[[ TEXT SECTION, beginning ]]
Flutamide Capsules contain flutamide, an acetanilid, nonsteroidal, orally active antiandrogen having the chemical name, Propanamide, 2-methyl- N -[4-nitro-3-(trifluoromethyl)-phenyl].

Each capsule contains 125 mg flutamide. The compound is a buff to yellow powder with a molecular weight of 276.2 and the following structural formula:

Structural Formula

The inactive ingredients for Flutamide Capsules include: corn starch, lactose monohydrate, magnesium stearate, pregelatinized starch, povidone, and sodium lauryl sulfate. Gelatin capsule shells contain the following dye systems: FD&C Blue #1 and FD&C Yellow #6, with titanium dioxide and edible black ink.

CLINICAL PHARMACOLOGY

General

In animal studies, flutamide demonstrates potent antiandrogenic effects. It exerts its antiandrogenic action by inhibiting androgen uptake and/or by inhibiting nuclear binding of androgen in target tissues or both. Prostatic carcinoma is known to be androgen-sensitive and responds to treatment that counteracts the effect of androgen and/or removes the source of androgen, e.g., castration. Elevations of plasma testosterone and estradiol levels have been noted following flutamide administration.
[[ TEXT SECTION, end ]]
[[ DATA SECTION, beginning ]]
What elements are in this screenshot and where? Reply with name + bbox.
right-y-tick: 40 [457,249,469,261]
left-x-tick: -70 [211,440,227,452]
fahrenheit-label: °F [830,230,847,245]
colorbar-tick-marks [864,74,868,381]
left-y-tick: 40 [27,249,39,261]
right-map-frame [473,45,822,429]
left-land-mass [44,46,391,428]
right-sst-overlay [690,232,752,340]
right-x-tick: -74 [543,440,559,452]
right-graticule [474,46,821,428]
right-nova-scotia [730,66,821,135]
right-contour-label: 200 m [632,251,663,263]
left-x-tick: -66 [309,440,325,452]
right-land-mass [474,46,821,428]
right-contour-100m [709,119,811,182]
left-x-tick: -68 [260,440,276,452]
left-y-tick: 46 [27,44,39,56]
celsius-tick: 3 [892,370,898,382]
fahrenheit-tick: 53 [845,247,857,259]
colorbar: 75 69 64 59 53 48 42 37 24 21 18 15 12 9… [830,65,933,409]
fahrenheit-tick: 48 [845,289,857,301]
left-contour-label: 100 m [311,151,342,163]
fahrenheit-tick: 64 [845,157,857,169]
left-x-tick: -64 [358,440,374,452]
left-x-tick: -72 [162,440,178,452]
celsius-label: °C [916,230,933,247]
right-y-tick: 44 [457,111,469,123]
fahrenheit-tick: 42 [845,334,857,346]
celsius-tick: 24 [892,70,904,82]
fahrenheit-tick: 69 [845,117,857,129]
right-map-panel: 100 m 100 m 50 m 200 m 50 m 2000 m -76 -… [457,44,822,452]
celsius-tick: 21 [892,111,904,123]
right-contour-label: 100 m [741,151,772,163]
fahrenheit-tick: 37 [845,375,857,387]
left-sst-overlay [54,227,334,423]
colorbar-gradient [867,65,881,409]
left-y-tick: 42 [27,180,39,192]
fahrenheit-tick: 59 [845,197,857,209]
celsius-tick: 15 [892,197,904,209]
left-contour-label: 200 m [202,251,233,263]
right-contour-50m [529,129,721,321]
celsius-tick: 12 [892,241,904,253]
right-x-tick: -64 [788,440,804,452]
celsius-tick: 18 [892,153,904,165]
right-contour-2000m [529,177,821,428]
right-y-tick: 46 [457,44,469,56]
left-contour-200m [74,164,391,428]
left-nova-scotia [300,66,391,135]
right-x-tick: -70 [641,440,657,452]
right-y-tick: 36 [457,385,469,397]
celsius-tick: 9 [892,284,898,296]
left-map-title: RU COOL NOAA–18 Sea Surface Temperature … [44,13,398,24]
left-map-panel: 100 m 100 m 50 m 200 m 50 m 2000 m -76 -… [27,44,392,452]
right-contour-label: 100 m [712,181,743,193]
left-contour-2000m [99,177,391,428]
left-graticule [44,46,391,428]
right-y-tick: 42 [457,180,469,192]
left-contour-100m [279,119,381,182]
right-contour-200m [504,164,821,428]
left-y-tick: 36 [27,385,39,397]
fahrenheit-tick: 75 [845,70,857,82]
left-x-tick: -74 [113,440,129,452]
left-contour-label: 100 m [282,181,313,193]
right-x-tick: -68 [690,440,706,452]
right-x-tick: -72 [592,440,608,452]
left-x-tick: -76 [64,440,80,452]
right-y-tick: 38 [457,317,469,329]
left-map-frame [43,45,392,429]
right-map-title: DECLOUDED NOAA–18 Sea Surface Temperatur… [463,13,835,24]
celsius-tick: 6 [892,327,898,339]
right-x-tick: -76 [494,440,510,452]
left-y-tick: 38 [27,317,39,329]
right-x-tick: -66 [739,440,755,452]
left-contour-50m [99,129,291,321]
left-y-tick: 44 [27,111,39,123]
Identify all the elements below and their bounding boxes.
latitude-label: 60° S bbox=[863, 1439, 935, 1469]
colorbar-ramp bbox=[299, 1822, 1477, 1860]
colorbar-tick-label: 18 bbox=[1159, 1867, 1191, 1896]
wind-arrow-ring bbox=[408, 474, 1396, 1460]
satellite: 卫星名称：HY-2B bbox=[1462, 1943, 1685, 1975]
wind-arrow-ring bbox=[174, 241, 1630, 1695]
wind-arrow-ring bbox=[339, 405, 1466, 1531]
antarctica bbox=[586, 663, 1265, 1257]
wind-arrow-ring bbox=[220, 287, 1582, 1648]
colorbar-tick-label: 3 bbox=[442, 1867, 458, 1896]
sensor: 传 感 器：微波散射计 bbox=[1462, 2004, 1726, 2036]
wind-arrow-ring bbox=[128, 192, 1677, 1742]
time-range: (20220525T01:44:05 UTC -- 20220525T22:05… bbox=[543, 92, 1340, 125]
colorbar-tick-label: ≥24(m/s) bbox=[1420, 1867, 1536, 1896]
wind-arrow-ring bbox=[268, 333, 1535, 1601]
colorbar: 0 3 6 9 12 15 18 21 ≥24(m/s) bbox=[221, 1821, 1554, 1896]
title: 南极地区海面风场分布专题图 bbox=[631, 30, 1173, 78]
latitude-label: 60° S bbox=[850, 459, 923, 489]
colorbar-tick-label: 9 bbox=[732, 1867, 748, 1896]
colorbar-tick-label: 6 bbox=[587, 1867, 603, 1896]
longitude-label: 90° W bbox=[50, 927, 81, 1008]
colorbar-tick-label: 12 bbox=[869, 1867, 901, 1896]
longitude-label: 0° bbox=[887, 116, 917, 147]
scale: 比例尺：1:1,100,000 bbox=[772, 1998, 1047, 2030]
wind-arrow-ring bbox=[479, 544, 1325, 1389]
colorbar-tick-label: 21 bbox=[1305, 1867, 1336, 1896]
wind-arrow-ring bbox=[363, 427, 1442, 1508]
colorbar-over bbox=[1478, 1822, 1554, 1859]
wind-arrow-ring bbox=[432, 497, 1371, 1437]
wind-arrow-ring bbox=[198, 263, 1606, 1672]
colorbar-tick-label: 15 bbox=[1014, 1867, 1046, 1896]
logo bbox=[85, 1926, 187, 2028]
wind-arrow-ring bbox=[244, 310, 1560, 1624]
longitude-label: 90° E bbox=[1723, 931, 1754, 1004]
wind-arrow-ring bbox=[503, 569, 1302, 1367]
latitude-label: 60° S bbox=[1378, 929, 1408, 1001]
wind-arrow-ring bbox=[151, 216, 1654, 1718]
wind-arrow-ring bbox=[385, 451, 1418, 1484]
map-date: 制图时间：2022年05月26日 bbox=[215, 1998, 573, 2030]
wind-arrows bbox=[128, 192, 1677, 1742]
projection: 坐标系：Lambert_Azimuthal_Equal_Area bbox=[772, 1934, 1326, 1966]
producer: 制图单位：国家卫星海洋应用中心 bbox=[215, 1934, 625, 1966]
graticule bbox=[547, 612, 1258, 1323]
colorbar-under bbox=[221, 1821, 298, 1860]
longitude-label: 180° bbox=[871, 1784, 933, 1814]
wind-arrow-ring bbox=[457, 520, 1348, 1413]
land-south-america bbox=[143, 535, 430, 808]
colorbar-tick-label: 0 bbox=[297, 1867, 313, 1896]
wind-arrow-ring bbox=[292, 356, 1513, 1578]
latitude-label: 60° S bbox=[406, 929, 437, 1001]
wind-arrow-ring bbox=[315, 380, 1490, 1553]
[[ DATA SECTION, end ]]
Copy from the flutamide text, word for word, the part that opens with the words containing "The inactive ingredients" and closes with "following flutamide administration.".

The inactive ingredients for Flutamide Capsules include: corn starch, lactose monohydrate, magnesium stearate, pregelatinized starch, povidone, and sodium lauryl sulfate. Gelatin capsule shells contain the following dye systems: FD&C Blue #1 and FD&C Yellow #6, with titanium dioxide and edible black ink.

CLINICAL PHARMACOLOGY

General

In animal studies, flutamide demonstrates potent antiandrogenic effects. It exerts its antiandrogenic action by inhibiting androgen uptake and/or by inhibiting nuclear binding of androgen in target tissues or both. Prostatic carcinoma is known to be androgen-sensitive and responds to treatment that counteracts the effect of androgen and/or removes the source of androgen, e.g., castration. Elevations of plasma testosterone and estradiol levels have been noted following flutamide administration.